GIVEN PROBLEM -> Every line of the data must be copied exactly.

DATA ENTRIES start

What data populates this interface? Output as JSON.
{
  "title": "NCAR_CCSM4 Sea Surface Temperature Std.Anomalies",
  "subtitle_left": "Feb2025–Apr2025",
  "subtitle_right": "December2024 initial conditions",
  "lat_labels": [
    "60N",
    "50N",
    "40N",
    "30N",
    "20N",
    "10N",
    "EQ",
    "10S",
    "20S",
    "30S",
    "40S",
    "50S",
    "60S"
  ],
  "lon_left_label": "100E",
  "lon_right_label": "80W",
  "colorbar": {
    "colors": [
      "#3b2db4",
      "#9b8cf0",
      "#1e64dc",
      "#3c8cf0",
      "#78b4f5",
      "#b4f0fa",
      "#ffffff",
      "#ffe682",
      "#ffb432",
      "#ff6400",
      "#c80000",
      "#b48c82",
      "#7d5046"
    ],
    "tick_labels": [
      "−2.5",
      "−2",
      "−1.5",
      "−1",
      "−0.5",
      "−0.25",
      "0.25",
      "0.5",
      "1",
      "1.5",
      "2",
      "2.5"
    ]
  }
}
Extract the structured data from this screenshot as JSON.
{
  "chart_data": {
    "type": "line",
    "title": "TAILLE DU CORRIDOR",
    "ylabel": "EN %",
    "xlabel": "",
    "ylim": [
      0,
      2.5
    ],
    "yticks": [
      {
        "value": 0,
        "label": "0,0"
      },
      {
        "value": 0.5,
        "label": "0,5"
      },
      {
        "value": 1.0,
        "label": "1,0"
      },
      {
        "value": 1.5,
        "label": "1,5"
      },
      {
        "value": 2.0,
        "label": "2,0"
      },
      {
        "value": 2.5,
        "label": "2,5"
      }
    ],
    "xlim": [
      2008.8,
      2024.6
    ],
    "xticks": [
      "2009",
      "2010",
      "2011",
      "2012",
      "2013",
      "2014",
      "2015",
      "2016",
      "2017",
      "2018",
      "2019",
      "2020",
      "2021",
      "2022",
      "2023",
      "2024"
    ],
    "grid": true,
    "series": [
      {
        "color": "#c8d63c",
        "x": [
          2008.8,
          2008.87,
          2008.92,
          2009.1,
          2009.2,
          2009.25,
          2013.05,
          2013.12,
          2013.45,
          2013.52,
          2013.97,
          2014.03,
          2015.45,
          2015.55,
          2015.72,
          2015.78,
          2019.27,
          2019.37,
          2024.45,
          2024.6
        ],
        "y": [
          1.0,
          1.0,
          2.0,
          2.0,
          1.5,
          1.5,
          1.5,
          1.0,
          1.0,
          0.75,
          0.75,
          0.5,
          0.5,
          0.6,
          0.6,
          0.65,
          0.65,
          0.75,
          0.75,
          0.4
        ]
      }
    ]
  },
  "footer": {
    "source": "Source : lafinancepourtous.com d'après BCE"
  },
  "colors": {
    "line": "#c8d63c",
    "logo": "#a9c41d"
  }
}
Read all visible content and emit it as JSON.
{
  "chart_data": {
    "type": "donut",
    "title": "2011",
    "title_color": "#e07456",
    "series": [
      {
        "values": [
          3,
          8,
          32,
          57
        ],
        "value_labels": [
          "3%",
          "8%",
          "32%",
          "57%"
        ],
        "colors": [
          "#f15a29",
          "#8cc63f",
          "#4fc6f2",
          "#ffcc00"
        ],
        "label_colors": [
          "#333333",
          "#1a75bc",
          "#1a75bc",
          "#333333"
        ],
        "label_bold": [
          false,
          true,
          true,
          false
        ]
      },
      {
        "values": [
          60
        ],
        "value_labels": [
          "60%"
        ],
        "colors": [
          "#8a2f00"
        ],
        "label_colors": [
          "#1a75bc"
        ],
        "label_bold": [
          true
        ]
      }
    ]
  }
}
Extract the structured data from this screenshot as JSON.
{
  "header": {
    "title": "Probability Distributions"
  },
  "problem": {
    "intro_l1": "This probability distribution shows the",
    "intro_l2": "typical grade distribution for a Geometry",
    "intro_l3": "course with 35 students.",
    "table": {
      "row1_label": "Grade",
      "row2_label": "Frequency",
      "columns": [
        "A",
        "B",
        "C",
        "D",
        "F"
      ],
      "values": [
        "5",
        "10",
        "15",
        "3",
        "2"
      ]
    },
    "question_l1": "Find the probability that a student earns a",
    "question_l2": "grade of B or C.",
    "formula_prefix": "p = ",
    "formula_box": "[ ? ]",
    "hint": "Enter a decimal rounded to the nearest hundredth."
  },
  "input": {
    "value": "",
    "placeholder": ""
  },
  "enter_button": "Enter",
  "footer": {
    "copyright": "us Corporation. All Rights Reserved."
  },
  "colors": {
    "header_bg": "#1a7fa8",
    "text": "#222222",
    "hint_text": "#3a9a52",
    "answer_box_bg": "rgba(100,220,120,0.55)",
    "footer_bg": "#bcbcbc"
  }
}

DATA ENTRIES end

RESPONSE TO THE EXERCISE ->
What data populates this interface? Output as JSON.
{
  "title": "NCAR_CCSM4 Sea Surface Temperature Std.Anomalies",
  "subtitle_left": "Feb2025–Apr2025",
  "subtitle_right": "December2024 initial conditions",
  "lat_labels": [
    "60N",
    "50N",
    "40N",
    "30N",
    "20N",
    "10N",
    "EQ",
    "10S",
    "20S",
    "30S",
    "40S",
    "50S",
    "60S"
  ],
  "lon_left_label": "100E",
  "lon_right_label": "80W",
  "colorbar": {
    "colors": [
      "#3b2db4",
      "#9b8cf0",
      "#1e64dc",
      "#3c8cf0",
      "#78b4f5",
      "#b4f0fa",
      "#ffffff",
      "#ffe682",
      "#ffb432",
      "#ff6400",
      "#c80000",
      "#b48c82",
      "#7d5046"
    ],
    "tick_labels": [
      "−2.5",
      "−2",
      "−1.5",
      "−1",
      "−0.5",
      "−0.25",
      "0.25",
      "0.5",
      "1",
      "1.5",
      "2",
      "2.5"
    ]
  }
}
Extract the structured data from this screenshot as JSON.
{
  "chart_data": {
    "type": "line",
    "title": "TAILLE DU CORRIDOR",
    "ylabel": "EN %",
    "xlabel": "",
    "ylim": [
      0,
      2.5
    ],
    "yticks": [
      {
        "value": 0,
        "label": "0,0"
      },
      {
        "value": 0.5,
        "label": "0,5"
      },
      {
        "value": 1.0,
        "label": "1,0"
      },
      {
        "value": 1.5,
        "label": "1,5"
      },
      {
        "value": 2.0,
        "label": "2,0"
      },
      {
        "value": 2.5,
        "label": "2,5"
      }
    ],
    "xlim": [
      2008.8,
      2024.6
    ],
    "xticks": [
      "2009",
      "2010",
      "2011",
      "2012",
      "2013",
      "2014",
      "2015",
      "2016",
      "2017",
      "2018",
      "2019",
      "2020",
      "2021",
      "2022",
      "2023",
      "2024"
    ],
    "grid": true,
    "series": [
      {
        "color": "#c8d63c",
        "x": [
          2008.8,
          2008.87,
          2008.92,
          2009.1,
          2009.2,
          2009.25,
          2013.05,
          2013.12,
          2013.45,
          2013.52,
          2013.97,
          2014.03,
          2015.45,
          2015.55,
          2015.72,
          2015.78,
          2019.27,
          2019.37,
          2024.45,
          2024.6
        ],
        "y": [
          1.0,
          1.0,
          2.0,
          2.0,
          1.5,
          1.5,
          1.5,
          1.0,
          1.0,
          0.75,
          0.75,
          0.5,
          0.5,
          0.6,
          0.6,
          0.65,
          0.65,
          0.75,
          0.75,
          0.4
        ]
      }
    ]
  },
  "footer": {
    "source": "Source : lafinancepourtous.com d'après BCE"
  },
  "colors": {
    "line": "#c8d63c",
    "logo": "#a9c41d"
  }
}
Read all visible content and emit it as JSON.
{
  "chart_data": {
    "type": "donut",
    "title": "2011",
    "title_color": "#e07456",
    "series": [
      {
        "values": [
          3,
          8,
          32,
          57
        ],
        "value_labels": [
          "3%",
          "8%",
          "32%",
          "57%"
        ],
        "colors": [
          "#f15a29",
          "#8cc63f",
          "#4fc6f2",
          "#ffcc00"
        ],
        "label_colors": [
          "#333333",
          "#1a75bc",
          "#1a75bc",
          "#333333"
        ],
        "label_bold": [
          false,
          true,
          true,
          false
        ]
      },
      {
        "values": [
          60
        ],
        "value_labels": [
          "60%"
        ],
        "colors": [
          "#8a2f00"
        ],
        "label_colors": [
          "#1a75bc"
        ],
        "label_bold": [
          true
        ]
      }
    ]
  }
}
Extract the structured data from this screenshot as JSON.
{
  "header": {
    "title": "Probability Distributions"
  },
  "problem": {
    "intro_l1": "This probability distribution shows the",
    "intro_l2": "typical grade distribution for a Geometry",
    "intro_l3": "course with 35 students.",
    "table": {
      "row1_label": "Grade",
      "row2_label": "Frequency",
      "columns": [
        "A",
        "B",
        "C",
        "D",
        "F"
      ],
      "values": [
        "5",
        "10",
        "15",
        "3",
        "2"
      ]
    },
    "question_l1": "Find the probability that a student earns a",
    "question_l2": "grade of B or C.",
    "formula_prefix": "p = ",
    "formula_box": "[ ? ]",
    "hint": "Enter a decimal rounded to the nearest hundredth."
  },
  "input": {
    "value": "",
    "placeholder": ""
  },
  "enter_button": "Enter",
  "footer": {
    "copyright": "us Corporation. All Rights Reserved."
  },
  "colors": {
    "header_bg": "#1a7fa8",
    "text": "#222222",
    "hint_text": "#3a9a52",
    "answer_box_bg": "rgba(100,220,120,0.55)",
    "footer_bg": "#bcbcbc"
  }
}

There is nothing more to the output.